Goal
Check the listing below for lines that hold "this". How many are there? Please give only the number.

=-=-=

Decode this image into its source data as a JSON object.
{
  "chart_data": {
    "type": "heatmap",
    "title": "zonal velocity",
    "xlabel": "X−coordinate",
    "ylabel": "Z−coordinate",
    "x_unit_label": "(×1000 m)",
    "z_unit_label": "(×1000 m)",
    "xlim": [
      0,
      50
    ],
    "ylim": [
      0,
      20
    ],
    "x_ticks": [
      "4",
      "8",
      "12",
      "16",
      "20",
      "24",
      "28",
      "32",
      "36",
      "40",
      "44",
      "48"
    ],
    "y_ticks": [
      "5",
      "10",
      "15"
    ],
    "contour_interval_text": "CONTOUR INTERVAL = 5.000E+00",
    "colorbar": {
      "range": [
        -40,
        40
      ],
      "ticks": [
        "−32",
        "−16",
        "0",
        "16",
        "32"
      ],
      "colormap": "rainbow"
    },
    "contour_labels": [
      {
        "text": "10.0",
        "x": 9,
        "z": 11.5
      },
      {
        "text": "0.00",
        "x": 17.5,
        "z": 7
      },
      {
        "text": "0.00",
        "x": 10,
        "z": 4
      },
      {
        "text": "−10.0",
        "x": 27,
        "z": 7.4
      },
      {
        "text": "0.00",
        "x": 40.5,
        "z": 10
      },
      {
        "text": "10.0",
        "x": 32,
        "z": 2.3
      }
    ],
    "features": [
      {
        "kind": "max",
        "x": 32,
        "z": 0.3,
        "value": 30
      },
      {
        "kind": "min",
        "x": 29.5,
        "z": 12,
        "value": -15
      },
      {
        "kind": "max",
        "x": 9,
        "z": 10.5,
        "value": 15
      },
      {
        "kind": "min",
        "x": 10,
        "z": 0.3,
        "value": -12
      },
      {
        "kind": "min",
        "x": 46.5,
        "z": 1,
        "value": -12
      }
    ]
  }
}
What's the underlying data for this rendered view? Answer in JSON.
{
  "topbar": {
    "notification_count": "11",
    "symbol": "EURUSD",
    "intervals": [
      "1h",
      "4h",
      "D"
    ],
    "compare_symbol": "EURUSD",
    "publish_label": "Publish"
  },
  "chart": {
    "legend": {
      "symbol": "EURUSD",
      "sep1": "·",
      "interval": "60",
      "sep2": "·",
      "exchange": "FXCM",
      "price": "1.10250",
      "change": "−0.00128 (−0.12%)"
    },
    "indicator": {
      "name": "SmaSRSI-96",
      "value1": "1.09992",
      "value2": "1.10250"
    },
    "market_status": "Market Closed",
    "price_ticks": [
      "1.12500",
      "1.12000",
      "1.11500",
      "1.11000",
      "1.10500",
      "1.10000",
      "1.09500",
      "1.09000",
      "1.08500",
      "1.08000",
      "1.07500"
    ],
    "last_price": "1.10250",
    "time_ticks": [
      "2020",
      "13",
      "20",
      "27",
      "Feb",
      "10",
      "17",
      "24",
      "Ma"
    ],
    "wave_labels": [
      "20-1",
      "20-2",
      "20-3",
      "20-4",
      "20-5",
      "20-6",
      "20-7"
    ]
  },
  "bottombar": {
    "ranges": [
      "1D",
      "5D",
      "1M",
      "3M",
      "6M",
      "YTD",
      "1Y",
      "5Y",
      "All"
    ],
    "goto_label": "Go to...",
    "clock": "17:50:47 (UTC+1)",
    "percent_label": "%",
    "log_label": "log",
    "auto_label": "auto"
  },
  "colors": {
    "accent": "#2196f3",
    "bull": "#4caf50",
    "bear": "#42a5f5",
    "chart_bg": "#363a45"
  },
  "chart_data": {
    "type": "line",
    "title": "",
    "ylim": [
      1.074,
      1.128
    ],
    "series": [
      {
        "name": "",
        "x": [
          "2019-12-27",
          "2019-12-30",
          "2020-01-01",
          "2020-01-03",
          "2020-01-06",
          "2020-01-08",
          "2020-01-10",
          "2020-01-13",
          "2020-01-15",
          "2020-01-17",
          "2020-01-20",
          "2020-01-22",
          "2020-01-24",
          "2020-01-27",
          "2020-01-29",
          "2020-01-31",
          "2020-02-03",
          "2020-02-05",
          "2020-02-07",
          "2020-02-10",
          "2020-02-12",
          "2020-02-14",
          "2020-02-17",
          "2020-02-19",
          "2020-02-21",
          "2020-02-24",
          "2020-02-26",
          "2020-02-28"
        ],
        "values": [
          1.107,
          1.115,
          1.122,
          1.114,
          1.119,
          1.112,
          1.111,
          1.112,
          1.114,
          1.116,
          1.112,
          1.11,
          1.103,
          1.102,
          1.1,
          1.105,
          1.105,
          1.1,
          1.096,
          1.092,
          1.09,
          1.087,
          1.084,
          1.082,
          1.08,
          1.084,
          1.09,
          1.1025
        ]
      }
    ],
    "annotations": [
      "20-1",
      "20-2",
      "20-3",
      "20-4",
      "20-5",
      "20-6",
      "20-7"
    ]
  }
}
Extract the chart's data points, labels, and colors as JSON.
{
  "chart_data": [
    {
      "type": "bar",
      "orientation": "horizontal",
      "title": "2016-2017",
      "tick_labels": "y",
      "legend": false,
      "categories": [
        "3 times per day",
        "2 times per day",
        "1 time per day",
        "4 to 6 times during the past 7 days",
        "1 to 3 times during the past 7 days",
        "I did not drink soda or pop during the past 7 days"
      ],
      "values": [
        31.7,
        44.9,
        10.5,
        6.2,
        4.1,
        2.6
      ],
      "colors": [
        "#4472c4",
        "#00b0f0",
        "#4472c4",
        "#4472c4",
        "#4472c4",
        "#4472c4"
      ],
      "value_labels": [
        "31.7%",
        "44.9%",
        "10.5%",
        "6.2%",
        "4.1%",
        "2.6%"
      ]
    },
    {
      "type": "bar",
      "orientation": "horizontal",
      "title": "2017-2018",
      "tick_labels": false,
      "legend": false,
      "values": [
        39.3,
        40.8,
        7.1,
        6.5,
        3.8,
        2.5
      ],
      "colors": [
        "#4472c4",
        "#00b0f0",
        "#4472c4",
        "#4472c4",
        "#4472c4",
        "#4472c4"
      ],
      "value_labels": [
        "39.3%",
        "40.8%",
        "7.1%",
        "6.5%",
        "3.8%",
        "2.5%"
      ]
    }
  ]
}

=-=-=

The completed task
2